GOAL OF THE EXERCISE → Each line that includes "this" must be copied from the records.

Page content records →
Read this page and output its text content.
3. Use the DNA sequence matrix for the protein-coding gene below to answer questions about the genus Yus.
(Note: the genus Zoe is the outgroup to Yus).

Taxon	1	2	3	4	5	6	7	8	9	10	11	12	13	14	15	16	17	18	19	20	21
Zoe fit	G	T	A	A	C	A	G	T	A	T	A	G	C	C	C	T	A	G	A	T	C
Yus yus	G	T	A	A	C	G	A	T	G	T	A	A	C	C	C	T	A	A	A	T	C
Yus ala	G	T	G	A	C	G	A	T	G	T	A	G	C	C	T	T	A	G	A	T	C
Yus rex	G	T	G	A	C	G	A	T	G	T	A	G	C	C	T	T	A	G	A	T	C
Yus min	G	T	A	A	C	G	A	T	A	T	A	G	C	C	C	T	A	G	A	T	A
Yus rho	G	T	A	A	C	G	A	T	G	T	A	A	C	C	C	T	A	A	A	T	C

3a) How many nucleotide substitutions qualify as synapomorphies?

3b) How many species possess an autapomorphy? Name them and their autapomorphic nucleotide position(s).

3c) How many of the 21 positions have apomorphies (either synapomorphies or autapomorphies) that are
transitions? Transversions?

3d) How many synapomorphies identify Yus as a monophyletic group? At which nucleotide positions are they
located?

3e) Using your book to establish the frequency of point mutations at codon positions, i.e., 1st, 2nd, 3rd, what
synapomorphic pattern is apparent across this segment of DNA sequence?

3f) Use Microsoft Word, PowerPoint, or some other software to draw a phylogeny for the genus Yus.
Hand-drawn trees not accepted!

RESULT →
Read this page and output its text content.
synapomorphic pattern is apparent across this segment of DNA sequence?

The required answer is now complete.